## Start Provided records

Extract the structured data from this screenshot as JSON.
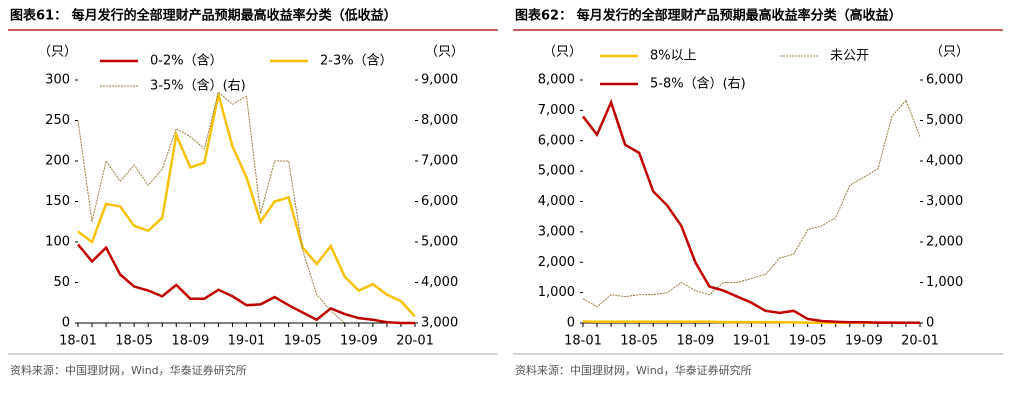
{
  "chart_data": [
    {
      "type": "line",
      "title": "图表61：  每月发行的全部理财产品预期最高收益率分类（低收益）",
      "y_label": "（只）",
      "y2_label": "（只）",
      "source": "资料来源：中国理财网，Wind，华泰证券研究所",
      "categories": [
        "18-01",
        null,
        null,
        null,
        "18-05",
        null,
        null,
        null,
        "18-09",
        null,
        null,
        null,
        "19-01",
        null,
        null,
        null,
        "19-05",
        null,
        null,
        null,
        "19-09",
        null,
        null,
        null,
        "20-01"
      ],
      "ylim": [
        0,
        300
      ],
      "yticks": [
        0,
        50,
        100,
        150,
        200,
        250,
        300
      ],
      "y2lim": [
        3000,
        9000
      ],
      "y2ticks": [
        {
          "value": 3000,
          "label": "3,000"
        },
        {
          "value": 4000,
          "label": "4,000"
        },
        {
          "value": 5000,
          "label": "5,000"
        },
        {
          "value": 6000,
          "label": "6,000"
        },
        {
          "value": 7000,
          "label": "7,000"
        },
        {
          "value": 8000,
          "label": "8,000"
        },
        {
          "value": 9000,
          "label": "9,000"
        }
      ],
      "series": [
        {
          "name": "0-2%（含）",
          "color": "#c00000",
          "values": [
            97,
            76,
            93,
            60,
            45,
            40,
            33,
            47,
            30,
            30,
            41,
            33,
            22,
            23,
            32,
            22,
            13,
            4,
            18,
            11,
            6,
            4,
            1,
            0,
            0
          ]
        },
        {
          "name": "2-3%（含）",
          "color": "#f7c100",
          "values": [
            113,
            100,
            147,
            144,
            120,
            114,
            130,
            232,
            192,
            198,
            282,
            218,
            180,
            125,
            150,
            155,
            93,
            73,
            95,
            57,
            40,
            48,
            35,
            27,
            8
          ]
        },
        {
          "name": "3-5%（含）(右)",
          "color": "#9c7a3c",
          "axis": "y2",
          "values": [
            8000,
            5500,
            7000,
            6500,
            6900,
            6400,
            6800,
            7800,
            7600,
            7300,
            8700,
            8400,
            8600,
            5700,
            7000,
            7000,
            4800,
            3700,
            3300,
            3000,
            null,
            null,
            null,
            null,
            null
          ]
        }
      ]
    },
    {
      "type": "line",
      "title": "图表62：  每月发行的全部理财产品预期最高收益率分类（高收益）",
      "y_label": "（只）",
      "y2_label": "（只）",
      "source": "资料来源：中国理财网，Wind，华泰证券研究所",
      "categories": [
        "18-01",
        null,
        null,
        null,
        "18-05",
        null,
        null,
        null,
        "18-09",
        null,
        null,
        null,
        "19-01",
        null,
        null,
        null,
        "19-05",
        null,
        null,
        null,
        "19-09",
        null,
        null,
        null,
        "20-01"
      ],
      "ylim": [
        0,
        8000
      ],
      "yticks": [
        0,
        {
          "value": 1000,
          "label": "1,000"
        },
        {
          "value": 2000,
          "label": "2,000"
        },
        {
          "value": 3000,
          "label": "3,000"
        },
        {
          "value": 4000,
          "label": "4,000"
        },
        {
          "value": 5000,
          "label": "5,000"
        },
        {
          "value": 6000,
          "label": "6,000"
        },
        {
          "value": 7000,
          "label": "7,000"
        },
        {
          "value": 8000,
          "label": "8,000"
        }
      ],
      "y2lim": [
        0,
        6000
      ],
      "y2ticks": [
        0,
        {
          "value": 1000,
          "label": "1,000"
        },
        {
          "value": 2000,
          "label": "2,000"
        },
        {
          "value": 3000,
          "label": "3,000"
        },
        {
          "value": 4000,
          "label": "4,000"
        },
        {
          "value": 5000,
          "label": "5,000"
        },
        {
          "value": 6000,
          "label": "6,000"
        }
      ],
      "series": [
        {
          "name": "8%以上",
          "color": "#f7c100",
          "values": [
            50,
            40,
            40,
            40,
            40,
            40,
            40,
            40,
            40,
            40,
            30,
            30,
            30,
            30,
            30,
            20,
            10,
            10,
            10,
            10,
            10,
            10,
            10,
            10,
            10
          ]
        },
        {
          "name": "未公开",
          "color": "#9c7a3c",
          "axis": "y2",
          "values": [
            600,
            400,
            700,
            650,
            700,
            700,
            750,
            1000,
            800,
            700,
            1000,
            1000,
            1100,
            1200,
            1600,
            1700,
            2300,
            2400,
            2600,
            3400,
            3600,
            3800,
            5100,
            5500,
            4600
          ]
        },
        {
          "name": "5-8%（含）(右)",
          "color": "#c00000",
          "axis": "y2",
          "values": [
            5100,
            4650,
            5450,
            4400,
            4200,
            3250,
            2900,
            2400,
            1500,
            900,
            800,
            650,
            500,
            300,
            250,
            300,
            100,
            50,
            30,
            20,
            20,
            10,
            10,
            5,
            5
          ]
        }
      ]
    }
  ]
}
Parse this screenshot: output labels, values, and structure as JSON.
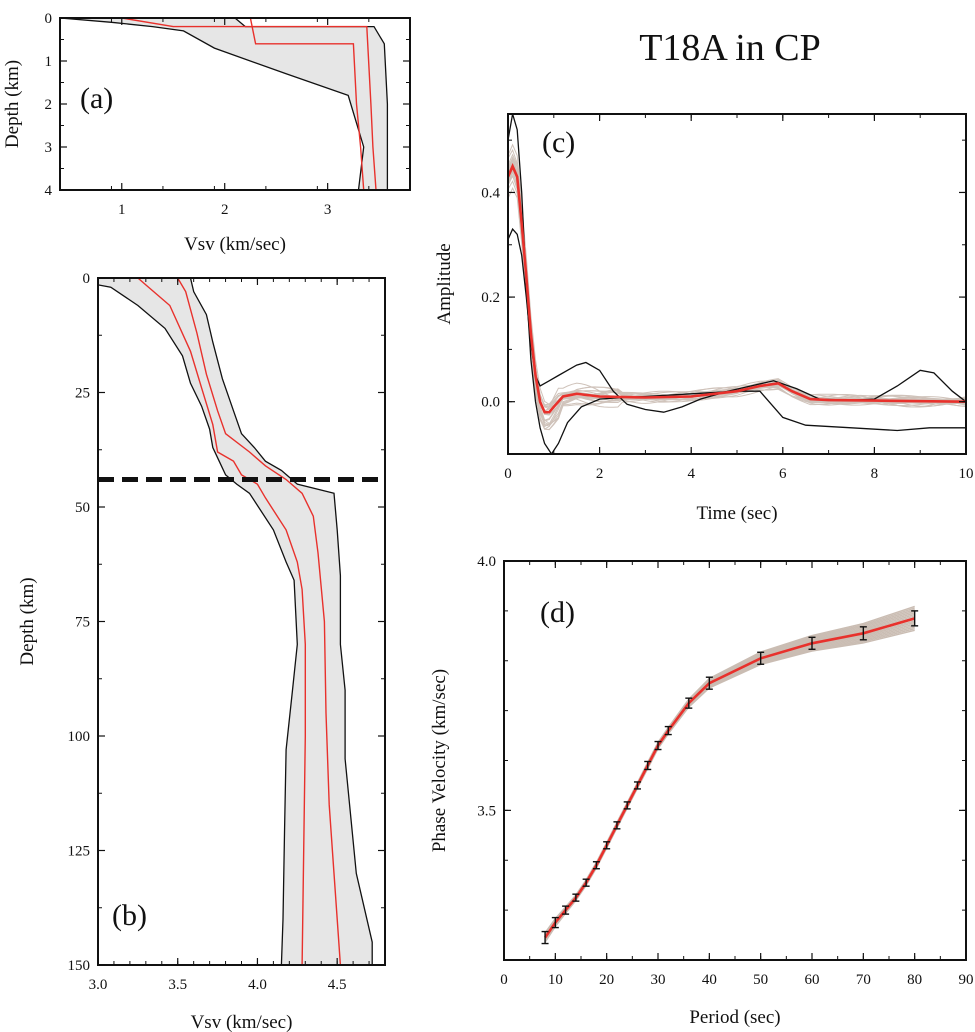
{
  "title": "T18A in CP",
  "colors": {
    "envelope_fill": "#e6e6e6",
    "envelope_edge": "#111111",
    "median": "#e8312c",
    "ensemble": "#a89282",
    "moho": "#111111",
    "axis": "#111111"
  },
  "chart_data": [
    {
      "id": "a",
      "panel_label": "(a)",
      "type": "area",
      "xlabel": "Vsv (km/sec)",
      "ylabel": "Depth (km)",
      "xlim": [
        0.4,
        3.8
      ],
      "ylim": [
        0,
        4
      ],
      "y_inverted": true,
      "xticks": [
        1,
        2,
        3
      ],
      "yticks": [
        0,
        1,
        2,
        3,
        4
      ],
      "x_tick_labels": [
        "1",
        "2",
        "3"
      ],
      "y_tick_labels": [
        "0",
        "1",
        "2",
        "3",
        "4"
      ],
      "envelope_min": [
        [
          0.4,
          0.0
        ],
        [
          0.9,
          0.1
        ],
        [
          1.3,
          0.2
        ],
        [
          1.6,
          0.3
        ],
        [
          1.9,
          0.7
        ],
        [
          2.6,
          1.3
        ],
        [
          3.2,
          1.8
        ],
        [
          3.35,
          3.0
        ],
        [
          3.3,
          4.0
        ]
      ],
      "envelope_max": [
        [
          1.0,
          0.0
        ],
        [
          2.1,
          0.0
        ],
        [
          2.2,
          0.2
        ],
        [
          3.45,
          0.2
        ],
        [
          3.55,
          0.6
        ],
        [
          3.58,
          2.0
        ],
        [
          3.58,
          4.0
        ]
      ],
      "model_lines": [
        [
          [
            1.0,
            0.0
          ],
          [
            2.25,
            0.0
          ],
          [
            2.3,
            0.6
          ],
          [
            3.25,
            0.6
          ],
          [
            3.28,
            2.0
          ],
          [
            3.32,
            3.0
          ],
          [
            3.35,
            4.0
          ]
        ],
        [
          [
            1.0,
            0.0
          ],
          [
            1.5,
            0.2
          ],
          [
            3.38,
            0.2
          ],
          [
            3.42,
            2.0
          ],
          [
            3.44,
            3.0
          ],
          [
            3.47,
            4.0
          ]
        ]
      ]
    },
    {
      "id": "b",
      "panel_label": "(b)",
      "type": "area",
      "xlabel": "Vsv (km/sec)",
      "ylabel": "Depth (km)",
      "xlim": [
        3.0,
        4.8
      ],
      "ylim": [
        0,
        150
      ],
      "y_inverted": true,
      "xticks": [
        3.0,
        3.5,
        4.0,
        4.5
      ],
      "yticks": [
        0,
        25,
        50,
        75,
        100,
        125,
        150
      ],
      "x_tick_labels": [
        "3.0",
        "3.5",
        "4.0",
        "4.5"
      ],
      "y_tick_labels": [
        "0",
        "25",
        "50",
        "75",
        "100",
        "125",
        "150"
      ],
      "moho_depth": 44,
      "envelope_min": [
        [
          3.0,
          1.5
        ],
        [
          3.08,
          2.0
        ],
        [
          3.25,
          6.0
        ],
        [
          3.42,
          11.0
        ],
        [
          3.53,
          17.0
        ],
        [
          3.58,
          23.0
        ],
        [
          3.65,
          28.0
        ],
        [
          3.7,
          33.0
        ],
        [
          3.72,
          37.0
        ],
        [
          3.76,
          40.0
        ],
        [
          3.8,
          43.0
        ],
        [
          3.87,
          45.0
        ],
        [
          3.95,
          47.0
        ],
        [
          4.1,
          55.0
        ],
        [
          4.18,
          62.0
        ],
        [
          4.23,
          66.0
        ],
        [
          4.25,
          80.0
        ],
        [
          4.22,
          90.0
        ],
        [
          4.18,
          103.0
        ],
        [
          4.17,
          120.0
        ],
        [
          4.16,
          140.0
        ],
        [
          4.15,
          150.0
        ]
      ],
      "envelope_max": [
        [
          3.0,
          0.0
        ],
        [
          3.58,
          0.0
        ],
        [
          3.6,
          3.0
        ],
        [
          3.68,
          8.0
        ],
        [
          3.72,
          14.0
        ],
        [
          3.78,
          22.0
        ],
        [
          3.85,
          29.0
        ],
        [
          3.9,
          34.0
        ],
        [
          3.98,
          37.0
        ],
        [
          4.05,
          40.0
        ],
        [
          4.15,
          42.0
        ],
        [
          4.25,
          45.0
        ],
        [
          4.48,
          47.0
        ],
        [
          4.5,
          55.0
        ],
        [
          4.52,
          65.0
        ],
        [
          4.52,
          80.0
        ],
        [
          4.55,
          90.0
        ],
        [
          4.55,
          105.0
        ],
        [
          4.62,
          130.0
        ],
        [
          4.72,
          145.0
        ],
        [
          4.72,
          150.0
        ]
      ],
      "model_lines": [
        [
          [
            3.0,
            0.0
          ],
          [
            3.25,
            0.0
          ],
          [
            3.3,
            1.5
          ],
          [
            3.45,
            6.0
          ],
          [
            3.58,
            16.0
          ],
          [
            3.65,
            24.0
          ],
          [
            3.72,
            32.0
          ],
          [
            3.75,
            38.0
          ],
          [
            3.85,
            40.0
          ],
          [
            3.9,
            43.0
          ],
          [
            4.0,
            45.0
          ],
          [
            4.05,
            48.0
          ],
          [
            4.18,
            55.0
          ],
          [
            4.25,
            62.0
          ],
          [
            4.28,
            68.0
          ],
          [
            4.3,
            80.0
          ],
          [
            4.3,
            100.0
          ],
          [
            4.29,
            125.0
          ],
          [
            4.28,
            150.0
          ]
        ],
        [
          [
            3.0,
            0.0
          ],
          [
            3.5,
            0.0
          ],
          [
            3.55,
            3.0
          ],
          [
            3.62,
            12.0
          ],
          [
            3.68,
            21.0
          ],
          [
            3.75,
            29.0
          ],
          [
            3.8,
            34.0
          ],
          [
            3.95,
            38.0
          ],
          [
            4.05,
            41.0
          ],
          [
            4.18,
            44.0
          ],
          [
            4.28,
            47.0
          ],
          [
            4.35,
            52.0
          ],
          [
            4.38,
            60.0
          ],
          [
            4.42,
            75.0
          ],
          [
            4.43,
            95.0
          ],
          [
            4.45,
            115.0
          ],
          [
            4.48,
            130.0
          ],
          [
            4.52,
            150.0
          ]
        ]
      ]
    },
    {
      "id": "c",
      "panel_label": "(c)",
      "type": "line",
      "xlabel": "Time (sec)",
      "ylabel": "Amplitude",
      "xlim": [
        0,
        10
      ],
      "ylim": [
        -0.1,
        0.55
      ],
      "xticks": [
        0,
        2,
        4,
        6,
        8,
        10
      ],
      "yticks": [
        0.0,
        0.2,
        0.4
      ],
      "x_tick_labels": [
        "0",
        "2",
        "4",
        "6",
        "8",
        "10"
      ],
      "y_tick_labels": [
        "0.0",
        "0.2",
        "0.4"
      ],
      "median": [
        [
          0.0,
          0.43
        ],
        [
          0.1,
          0.45
        ],
        [
          0.2,
          0.43
        ],
        [
          0.3,
          0.34
        ],
        [
          0.4,
          0.24
        ],
        [
          0.5,
          0.13
        ],
        [
          0.6,
          0.05
        ],
        [
          0.7,
          0.0
        ],
        [
          0.8,
          -0.02
        ],
        [
          0.9,
          -0.02
        ],
        [
          1.0,
          -0.01
        ],
        [
          1.1,
          0.0
        ],
        [
          1.2,
          0.01
        ],
        [
          1.5,
          0.015
        ],
        [
          2.0,
          0.01
        ],
        [
          3.0,
          0.008
        ],
        [
          4.0,
          0.01
        ],
        [
          5.0,
          0.02
        ],
        [
          5.5,
          0.03
        ],
        [
          5.9,
          0.035
        ],
        [
          6.2,
          0.02
        ],
        [
          6.6,
          0.005
        ],
        [
          7.0,
          0.003
        ],
        [
          8.0,
          0.002
        ],
        [
          9.0,
          0.001
        ],
        [
          10.0,
          0.0
        ]
      ],
      "observed_bounds": [
        [
          [
            0.0,
            0.5
          ],
          [
            0.1,
            0.55
          ],
          [
            0.2,
            0.52
          ],
          [
            0.3,
            0.4
          ],
          [
            0.4,
            0.22
          ],
          [
            0.5,
            0.08
          ],
          [
            0.6,
            0.0
          ],
          [
            0.7,
            -0.05
          ],
          [
            0.8,
            -0.08
          ],
          [
            0.95,
            -0.1
          ],
          [
            1.1,
            -0.08
          ],
          [
            1.3,
            -0.04
          ],
          [
            1.6,
            -0.01
          ],
          [
            2.0,
            0.005
          ],
          [
            2.5,
            0.008
          ],
          [
            3.0,
            0.01
          ],
          [
            4.0,
            0.015
          ],
          [
            5.0,
            0.02
          ],
          [
            5.5,
            0.02
          ],
          [
            6.0,
            -0.03
          ],
          [
            6.5,
            -0.045
          ],
          [
            7.5,
            -0.05
          ],
          [
            8.5,
            -0.055
          ],
          [
            9.2,
            -0.05
          ],
          [
            10.0,
            -0.05
          ]
        ],
        [
          [
            0.0,
            0.31
          ],
          [
            0.1,
            0.33
          ],
          [
            0.2,
            0.32
          ],
          [
            0.3,
            0.28
          ],
          [
            0.4,
            0.2
          ],
          [
            0.5,
            0.11
          ],
          [
            0.6,
            0.05
          ],
          [
            0.7,
            0.03
          ],
          [
            0.9,
            0.04
          ],
          [
            1.1,
            0.05
          ],
          [
            1.3,
            0.06
          ],
          [
            1.5,
            0.07
          ],
          [
            1.7,
            0.075
          ],
          [
            2.0,
            0.06
          ],
          [
            2.3,
            0.02
          ],
          [
            2.6,
            -0.005
          ],
          [
            3.0,
            -0.015
          ],
          [
            3.4,
            -0.02
          ],
          [
            3.8,
            -0.01
          ],
          [
            4.2,
            0.005
          ],
          [
            4.8,
            0.02
          ],
          [
            5.3,
            0.03
          ],
          [
            5.8,
            0.04
          ],
          [
            6.3,
            0.025
          ],
          [
            6.8,
            0.005
          ],
          [
            7.5,
            0.003
          ],
          [
            8.0,
            0.005
          ],
          [
            8.5,
            0.03
          ],
          [
            9.0,
            0.06
          ],
          [
            9.3,
            0.055
          ],
          [
            9.7,
            0.02
          ],
          [
            10.0,
            0.0
          ]
        ]
      ]
    },
    {
      "id": "d",
      "panel_label": "(d)",
      "type": "line",
      "xlabel": "Period (sec)",
      "ylabel": "Phase Velocity (km/sec)",
      "xlim": [
        0,
        90
      ],
      "ylim": [
        3.2,
        4.0
      ],
      "xticks": [
        0,
        10,
        20,
        30,
        40,
        50,
        60,
        70,
        80,
        90
      ],
      "yticks": [
        3.5,
        4.0
      ],
      "x_tick_labels": [
        "0",
        "10",
        "20",
        "30",
        "40",
        "50",
        "60",
        "70",
        "80",
        "90"
      ],
      "y_tick_labels": [
        "3.5",
        "4.0"
      ],
      "x": [
        8,
        10,
        12,
        14,
        16,
        18,
        20,
        22,
        24,
        26,
        28,
        30,
        32,
        36,
        40,
        50,
        60,
        70,
        80
      ],
      "y": [
        3.245,
        3.275,
        3.3,
        3.325,
        3.355,
        3.39,
        3.43,
        3.47,
        3.51,
        3.55,
        3.59,
        3.63,
        3.66,
        3.715,
        3.755,
        3.805,
        3.835,
        3.855,
        3.885
      ],
      "error": [
        0.012,
        0.01,
        0.008,
        0.007,
        0.007,
        0.007,
        0.007,
        0.007,
        0.007,
        0.007,
        0.008,
        0.008,
        0.008,
        0.01,
        0.012,
        0.012,
        0.012,
        0.013,
        0.015
      ]
    }
  ]
}
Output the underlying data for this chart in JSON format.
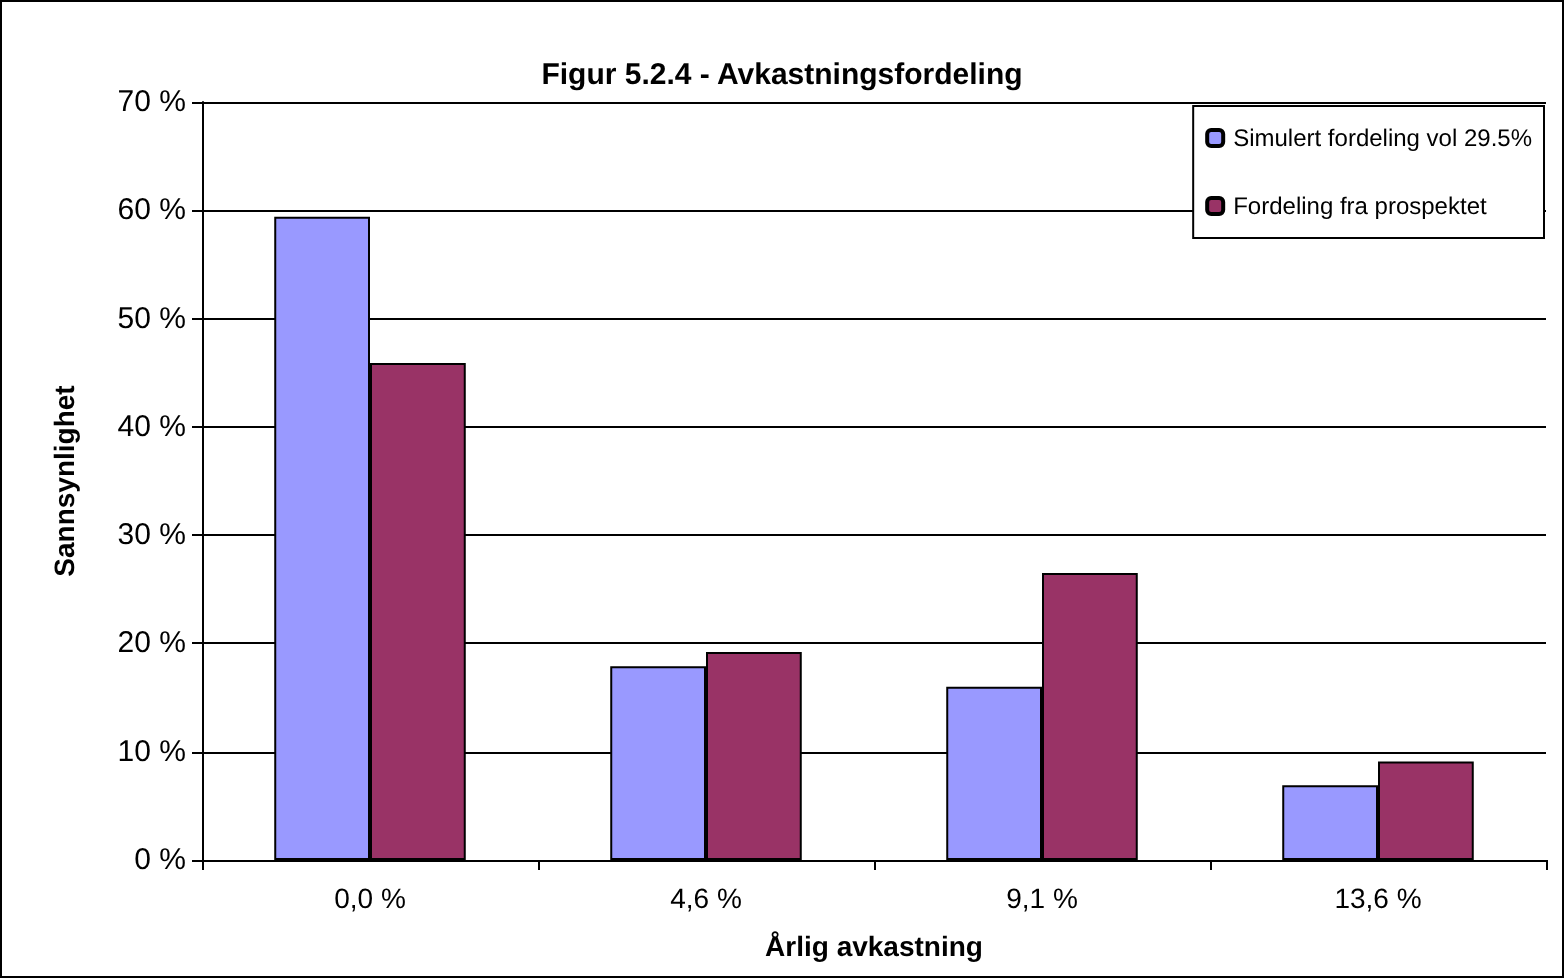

## End Provided records

Count the lines in the entries that hold the word "ylabel", and give nothing but the total.

4